STATED TASK 1 »
Answer these questions from the interview excerpt, one line each:
(a) What is the title of the third book?
(b) Who is the first book written for?
(c) What age does the speaker say we are entering?
STATED TASK 2 »
Output the part of the interview excerpt that opens with the words "The first one" and closes with "to go away.".
STATED TASK 3 »
Rewrite the paragraph of the interview excerpt that starts "The first one is called" as a short bulleted list that keeps its main facts.

EXCERPTED PASSAGE »
The majority of my work is actually working with companies to help them build their leadership and their leadership teams and to create organizations, organizational structures that replace the operating system that we’ve been working with for the last 125 years. So, that’s what we do the most of. And then I speak on that and write on that and stuff as well. I’ve done a couple of books, number one business book of the year and number ten and my third book is coming out next fall. It’s called “Rehumanizing the Workplace by Giving Everybody Their Brain Back.”
Nice. You have some really good lines there, Chuck. Tell us the names of the other book titles you have.
The first one is called “Making Money is Killing Your Business”. It’s for entrepreneurs and for small business owners who don’t understand that they should not try to make money. What they should do is build a business that makes money and figure out how to create freedom for themselves and all that good stuff. And then the second book was called “Why Employees are Always a Bad Idea”. No exceptions. And the premise behind that book was that the factory system, which I riff off on my third book, the factory system sold us goods with this idea of an employee manager kind of thing and we need stakeholders instead. We’re entering the participation age and the emerging work world is a place where people want to participate in building your company but they also want to share in rewards. They want to build it with you, not for you. So, the top down thing needs to go away.
We’ve got a lot of ground to cover today. Let’s start with the industrial age which you referred to earlier. We’re going to end up talking a lot of bad stuff about that time. But let’s start with the good stuff. What were some of the things that we learned that were good from the industrial age?

SUPPLIED INFORMATION »
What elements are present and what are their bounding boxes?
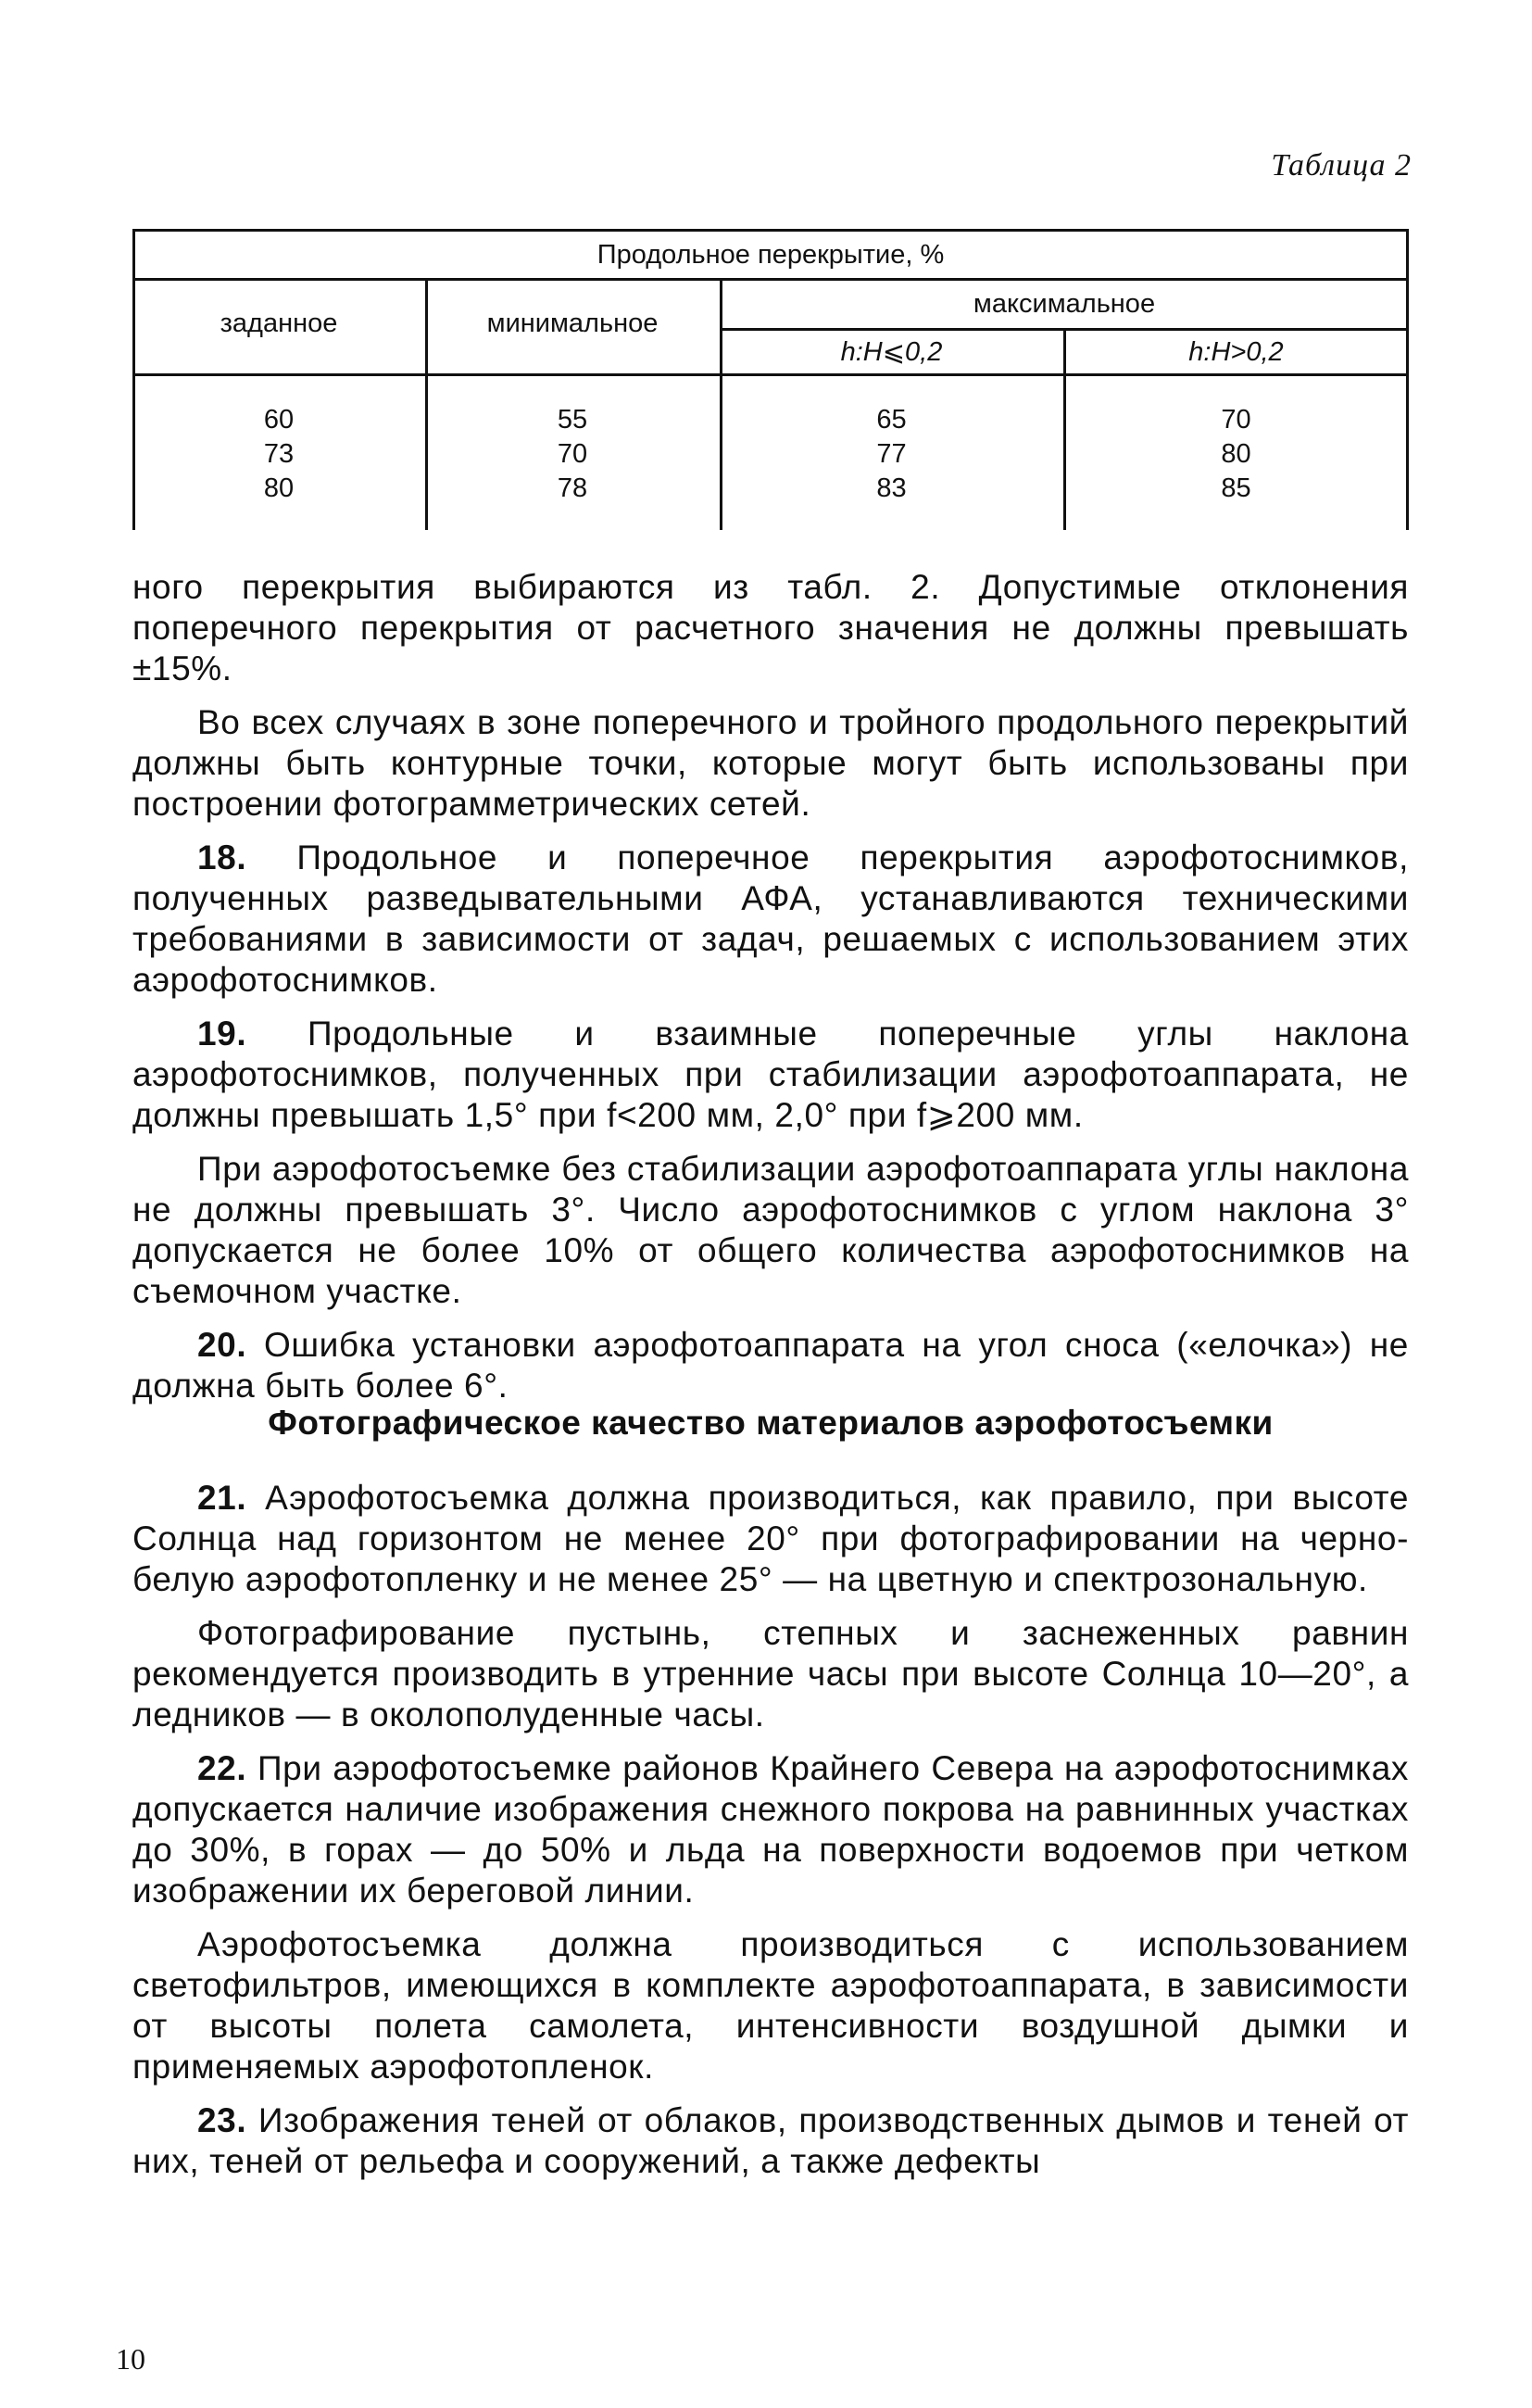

WORKED SOLUTION 1 »
(a) "Rehumanizing the Workplace by Giving Everybody Their Brain Back."
(b) Entrepreneurs and small business owners.
(c) The participation age.

WORKED SOLUTION 2 »
The first one is called “Making Money is Killing Your Business”. It’s for entrepreneurs and for small business owners who don’t understand that they should not try to make money. What they should do is build a business that makes money and figure out how to create freedom for themselves and all that good stuff. And then the second book was called “Why Employees are Always a Bad Idea”. No exceptions. And the premise behind that book was that the factory system, which I riff off on my third book, the factory system sold us goods with this idea of an employee manager kind of thing and we need stakeholders instead. We’re entering the participation age and the emerging work world is a place where people want to participate in building your company but they also want to share in rewards. They want to build it with you, not for you. So, the top down thing needs to go away.

WORKED SOLUTION 3 »
- First book: "Making Money is Killing Your Business." It is for entrepreneurs and small business owners who don't understand that they should not try to make money. Instead, they should build a business that makes money and create freedom for themselves.
- Second book: "Why Employees are Always a Bad Idea," with no exceptions. Its premise is that the factory system brought the employee-manager model, and we need stakeholders instead. The third book also draws on the factory system.
- We are entering the participation age. People want to help build a company and share in its rewards, building it with you, not for you.
- The top-down approach needs to go away.